§ Exercise prompt
Restate the material word for word and leave out anything that is a picture.

§ Supplied records

#####

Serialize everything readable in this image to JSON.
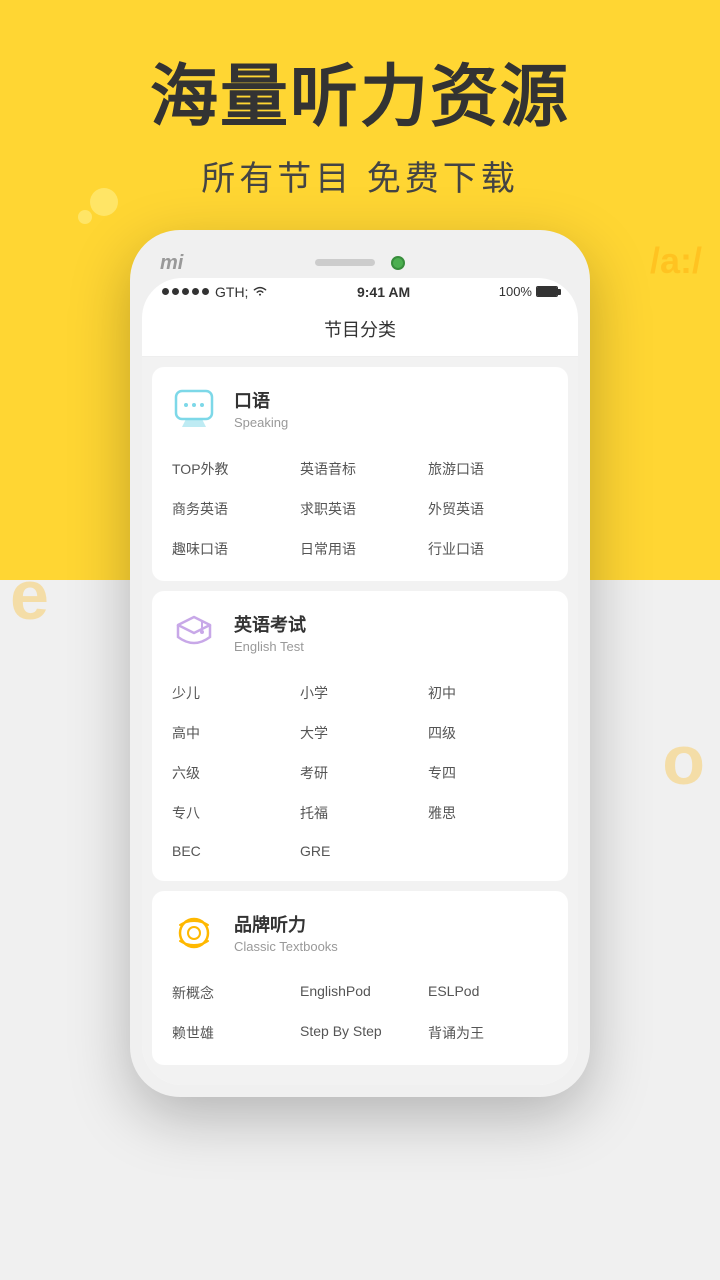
{
  "background": {
    "yellow": "#FFD633",
    "deco_phonetic": "/a:/"
  },
  "header": {
    "title": "海量听力资源",
    "subtitle": "所有节目  免费下载"
  },
  "phone": {
    "mi_logo": "mi",
    "status_bar": {
      "time": "9:41 AM",
      "battery": "100%"
    },
    "page_title": "节目分类",
    "categories": [
      {
        "id": "speaking",
        "title_cn": "口语",
        "title_en": "Speaking",
        "icon_type": "speaking",
        "items": [
          "TOP外教",
          "英语音标",
          "旅游口语",
          "商务英语",
          "求职英语",
          "外贸英语",
          "趣味口语",
          "日常用语",
          "行业口语"
        ]
      },
      {
        "id": "english-test",
        "title_cn": "英语考试",
        "title_en": "English Test",
        "icon_type": "exam",
        "items": [
          "少儿",
          "小学",
          "初中",
          "高中",
          "大学",
          "四级",
          "六级",
          "考研",
          "专四",
          "专八",
          "托福",
          "雅思",
          "BEC",
          "GRE",
          ""
        ]
      },
      {
        "id": "brand",
        "title_cn": "品牌听力",
        "title_en": "Classic Textbooks",
        "icon_type": "brand",
        "items": [
          "新概念",
          "EnglishPod",
          "ESLPod",
          "赖世雄",
          "Step By Step",
          "背诵为王"
        ]
      }
    ]
  },
  "deco": {
    "letter_e": "e",
    "letter_o": "o",
    "phonetic_a": "/a:/"
  }
}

#####

§ Result for this task
Serialize everything readable in this image to JSON.
{
  "background": {
    "yellow": "#FFD633",
    "deco_phonetic": "/a:/"
  },
  "header": {
    "title": "海量听力资源",
    "subtitle": "所有节目  免费下载"
  },
  "phone": {
    "mi_logo": "mi",
    "status_bar": {
      "time": "9:41 AM",
      "battery": "100%"
    },
    "page_title": "节目分类",
    "categories": [
      {
        "id": "speaking",
        "title_cn": "口语",
        "title_en": "Speaking",
        "icon_type": "speaking",
        "items": [
          "TOP外教",
          "英语音标",
          "旅游口语",
          "商务英语",
          "求职英语",
          "外贸英语",
          "趣味口语",
          "日常用语",
          "行业口语"
        ]
      },
      {
        "id": "english-test",
        "title_cn": "英语考试",
        "title_en": "English Test",
        "icon_type": "exam",
        "items": [
          "少儿",
          "小学",
          "初中",
          "高中",
          "大学",
          "四级",
          "六级",
          "考研",
          "专四",
          "专八",
          "托福",
          "雅思",
          "BEC",
          "GRE",
          ""
        ]
      },
      {
        "id": "brand",
        "title_cn": "品牌听力",
        "title_en": "Classic Textbooks",
        "icon_type": "brand",
        "items": [
          "新概念",
          "EnglishPod",
          "ESLPod",
          "赖世雄",
          "Step By Step",
          "背诵为王"
        ]
      }
    ]
  },
  "deco": {
    "letter_e": "e",
    "letter_o": "o",
    "phonetic_a": "/a:/"
  }
}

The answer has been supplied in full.